*** Trecho da página ***
Acontece, que mesmo sem o vinculo formal com as empresas os entregadores de aplicativos tem configurado cada vez mais uma categoria profissional, com estreitos laços entre os trabalhadores que dividem não apenas as penúrias e dificuldades da atividade que exercem, mas que também compartilham dos mesmos sentimentos de insegurança, revolta e insatisfação o que torna possível uma ação conjunta e organizada contra as empresas em favor de melhorias para a categoria.
Os organizadores da paralisação estimam que a adesão ao Breque é de aproximadamente 98% da categoria, isso apenas no Brasil, pois ela já se tornou um movimento internacional e está programada para ocorrer em ao menos mais sete países: Argentina, Austrália, China, Chile, Equador, México e Inglaterra.
Dentre as várias pautas da greve dos entregadores as principais são o aumento do valor pago pelas empresas por Km percorrido, o aumento do valor mínimo pago pelas entregas e o fim dos desligamentos e bloqueios indevidos – realizados pelas empresas como forma de punir os trabalhadores sem que tenham o direito de contestação. Vários relatos dão conta de entregadores “pagando para trabalhar”, ou seja, recebendo valores tão baixos que nem mesmo cobrem os gastos da atividade que realizam.
Como o trabalho dessa categoria se organiza como um tipo de atividade “just in time” por plataforma (traduzido como ‘na hora certa’), que mantém os entregadores permanentemente à disposição das empresas aguardando a distribuição das entregas, não há limite para a jornada de trabalho e muitos dos entregadores precisam fazer turnos de mais de 12 horas para garantirem uma renda de subsistência.
*** Registros do conjunto ***
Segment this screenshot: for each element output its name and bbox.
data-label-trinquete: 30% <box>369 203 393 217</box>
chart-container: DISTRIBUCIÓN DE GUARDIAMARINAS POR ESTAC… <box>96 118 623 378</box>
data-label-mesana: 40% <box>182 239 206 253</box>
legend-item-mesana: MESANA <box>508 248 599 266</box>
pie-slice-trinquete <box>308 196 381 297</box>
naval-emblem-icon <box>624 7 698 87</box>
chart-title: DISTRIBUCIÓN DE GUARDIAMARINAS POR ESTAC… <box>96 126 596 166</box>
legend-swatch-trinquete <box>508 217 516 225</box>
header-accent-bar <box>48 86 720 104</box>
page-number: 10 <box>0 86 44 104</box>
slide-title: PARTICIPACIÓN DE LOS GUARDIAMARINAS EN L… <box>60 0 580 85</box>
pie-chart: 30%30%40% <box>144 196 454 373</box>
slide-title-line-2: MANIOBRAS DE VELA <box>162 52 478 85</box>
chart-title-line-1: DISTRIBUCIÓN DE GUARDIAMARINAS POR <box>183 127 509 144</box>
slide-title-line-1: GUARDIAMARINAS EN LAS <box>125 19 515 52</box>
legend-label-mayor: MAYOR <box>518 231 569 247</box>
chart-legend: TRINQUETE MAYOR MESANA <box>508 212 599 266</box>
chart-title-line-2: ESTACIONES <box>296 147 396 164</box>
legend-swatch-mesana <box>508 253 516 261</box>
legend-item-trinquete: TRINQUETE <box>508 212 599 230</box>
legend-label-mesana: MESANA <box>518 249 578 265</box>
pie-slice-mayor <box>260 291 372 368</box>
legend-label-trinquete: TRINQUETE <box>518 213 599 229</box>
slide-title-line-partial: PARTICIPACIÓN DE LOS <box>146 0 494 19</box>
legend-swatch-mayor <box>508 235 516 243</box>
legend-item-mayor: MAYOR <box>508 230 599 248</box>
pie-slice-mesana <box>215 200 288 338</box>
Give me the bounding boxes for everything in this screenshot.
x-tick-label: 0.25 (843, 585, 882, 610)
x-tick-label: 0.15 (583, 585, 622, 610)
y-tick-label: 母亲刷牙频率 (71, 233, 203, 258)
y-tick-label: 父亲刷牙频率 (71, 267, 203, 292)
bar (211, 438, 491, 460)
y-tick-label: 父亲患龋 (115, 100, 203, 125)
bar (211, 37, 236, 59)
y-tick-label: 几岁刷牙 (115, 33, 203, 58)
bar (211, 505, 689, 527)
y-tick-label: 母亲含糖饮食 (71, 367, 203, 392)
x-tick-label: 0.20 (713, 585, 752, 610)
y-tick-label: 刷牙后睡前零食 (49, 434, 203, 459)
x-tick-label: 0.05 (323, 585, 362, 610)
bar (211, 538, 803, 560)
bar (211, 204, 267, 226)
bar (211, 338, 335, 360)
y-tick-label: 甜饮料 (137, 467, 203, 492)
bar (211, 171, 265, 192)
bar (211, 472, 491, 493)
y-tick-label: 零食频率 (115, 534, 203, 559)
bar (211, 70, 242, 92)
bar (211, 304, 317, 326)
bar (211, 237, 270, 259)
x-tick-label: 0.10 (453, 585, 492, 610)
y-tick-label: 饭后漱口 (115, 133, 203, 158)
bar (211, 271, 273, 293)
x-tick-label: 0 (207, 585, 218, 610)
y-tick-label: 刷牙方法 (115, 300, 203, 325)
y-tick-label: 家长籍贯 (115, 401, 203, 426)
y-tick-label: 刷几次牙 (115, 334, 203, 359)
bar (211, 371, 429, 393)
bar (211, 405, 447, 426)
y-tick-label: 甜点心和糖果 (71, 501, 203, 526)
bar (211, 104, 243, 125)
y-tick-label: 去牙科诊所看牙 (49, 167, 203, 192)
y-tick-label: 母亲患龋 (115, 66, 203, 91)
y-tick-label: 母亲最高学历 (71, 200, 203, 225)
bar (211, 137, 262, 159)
***
Instrução A: Reescreva em forma de lista o parágrafo do texto sobre a greve dos entregadores que começa com "Dentre as várias pautas", mantendo os fatos principais.
Instrução B: No texto sobre a greve dos entregadores, substitua "insegurança" por "medo" no trecho entre "Acontece, que mesmo" e "para a categoria.", inclusive.
Instrução C: Segundo o texto sobre a greve dos entregadores, em quantos países além do Brasil o Breque está programado para ocorrer?

Solução da tarefa A:
Principais pautas da greve dos entregadores:
- aumento do valor pago pelas empresas por km percorrido;
- aumento do valor mínimo pago pelas entregas;
- fim dos desligamentos e bloqueios indevidos, aplicados pelas empresas como punição sem direito de contestação.

Há vários relatos de entregadores "pagando para trabalhar", com ganhos que não cobrem nem os gastos da atividade.

Solução da tarefa B:
Acontece, que mesmo sem o vinculo formal com as empresas os entregadores de aplicativos tem configurado cada vez mais uma categoria profissional, com estreitos laços entre os trabalhadores que dividem não apenas as penúrias e dificuldades da atividade que exercem, mas que também compartilham dos mesmos sentimentos de medo, revolta e insatisfação o que torna possível uma ação conjunta e organizada contra as empresas em favor de melhorias para a categoria.

Solução da tarefa C: Em ao menos mais sete países: Argentina, Austrália, China, Chile, Equador, México e Inglaterra.